EXERCISE BRIEF :: Each record needs to be echoed exactly; can you do that?

DATA SHOWN ::

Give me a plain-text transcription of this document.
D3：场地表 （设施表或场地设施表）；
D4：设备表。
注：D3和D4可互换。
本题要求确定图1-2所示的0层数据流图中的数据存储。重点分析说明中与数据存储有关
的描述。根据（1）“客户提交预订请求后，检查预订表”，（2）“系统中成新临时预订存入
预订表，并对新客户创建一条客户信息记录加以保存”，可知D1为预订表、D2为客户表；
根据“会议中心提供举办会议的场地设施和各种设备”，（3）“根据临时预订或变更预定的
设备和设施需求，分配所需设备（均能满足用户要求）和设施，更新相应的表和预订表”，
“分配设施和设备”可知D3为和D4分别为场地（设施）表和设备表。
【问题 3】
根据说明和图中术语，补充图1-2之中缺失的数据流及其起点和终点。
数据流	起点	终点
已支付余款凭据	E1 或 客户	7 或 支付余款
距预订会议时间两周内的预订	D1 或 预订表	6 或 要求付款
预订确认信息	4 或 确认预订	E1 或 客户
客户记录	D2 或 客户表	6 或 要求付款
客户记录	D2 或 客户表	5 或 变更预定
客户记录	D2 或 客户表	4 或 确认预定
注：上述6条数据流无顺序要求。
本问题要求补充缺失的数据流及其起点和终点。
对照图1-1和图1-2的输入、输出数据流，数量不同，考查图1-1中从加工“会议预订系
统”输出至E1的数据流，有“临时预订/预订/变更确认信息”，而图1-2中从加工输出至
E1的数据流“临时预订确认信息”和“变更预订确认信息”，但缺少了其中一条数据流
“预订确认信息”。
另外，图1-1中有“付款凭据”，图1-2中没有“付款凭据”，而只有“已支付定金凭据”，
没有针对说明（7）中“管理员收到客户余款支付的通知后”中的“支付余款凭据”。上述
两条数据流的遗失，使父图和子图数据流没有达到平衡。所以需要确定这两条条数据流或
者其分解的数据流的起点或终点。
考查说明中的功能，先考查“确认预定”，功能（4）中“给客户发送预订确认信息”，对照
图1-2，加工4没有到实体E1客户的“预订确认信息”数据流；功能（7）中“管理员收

RESPONSE BELOW ::
Give me a plain-text transcription of this document.
D3：场地表 （设施表或场地设施表）；
D4：设备表。
注：D3和D4可互换。
本题要求确定图1-2所示的0层数据流图中的数据存储。重点分析说明中与数据存储有关
的描述。根据（1）“客户提交预订请求后，检查预订表”，（2）“系统中成新临时预订存入
预订表，并对新客户创建一条客户信息记录加以保存”，可知D1为预订表、D2为客户表；
根据“会议中心提供举办会议的场地设施和各种设备”，（3）“根据临时预订或变更预定的
设备和设施需求，分配所需设备（均能满足用户要求）和设施，更新相应的表和预订表”，
“分配设施和设备”可知D3为和D4分别为场地（设施）表和设备表。
【问题 3】
根据说明和图中术语，补充图1-2之中缺失的数据流及其起点和终点。
数据流	起点	终点
已支付余款凭据	E1 或 客户	7 或 支付余款
距预订会议时间两周内的预订	D1 或 预订表	6 或 要求付款
预订确认信息	4 或 确认预订	E1 或 客户
客户记录	D2 或 客户表	6 或 要求付款
客户记录	D2 或 客户表	5 或 变更预定
客户记录	D2 或 客户表	4 或 确认预定
注：上述6条数据流无顺序要求。
本问题要求补充缺失的数据流及其起点和终点。
对照图1-1和图1-2的输入、输出数据流，数量不同，考查图1-1中从加工“会议预订系
统”输出至E1的数据流，有“临时预订/预订/变更确认信息”，而图1-2中从加工输出至
E1的数据流“临时预订确认信息”和“变更预订确认信息”，但缺少了其中一条数据流
“预订确认信息”。
另外，图1-1中有“付款凭据”，图1-2中没有“付款凭据”，而只有“已支付定金凭据”，
没有针对说明（7）中“管理员收到客户余款支付的通知后”中的“支付余款凭据”。上述
两条数据流的遗失，使父图和子图数据流没有达到平衡。所以需要确定这两条条数据流或
者其分解的数据流的起点或终点。
考查说明中的功能，先考查“确认预定”，功能（4）中“给客户发送预订确认信息”，对照
图1-2，加工4没有到实体E1客户的“预订确认信息”数据流；功能（7）中“管理员收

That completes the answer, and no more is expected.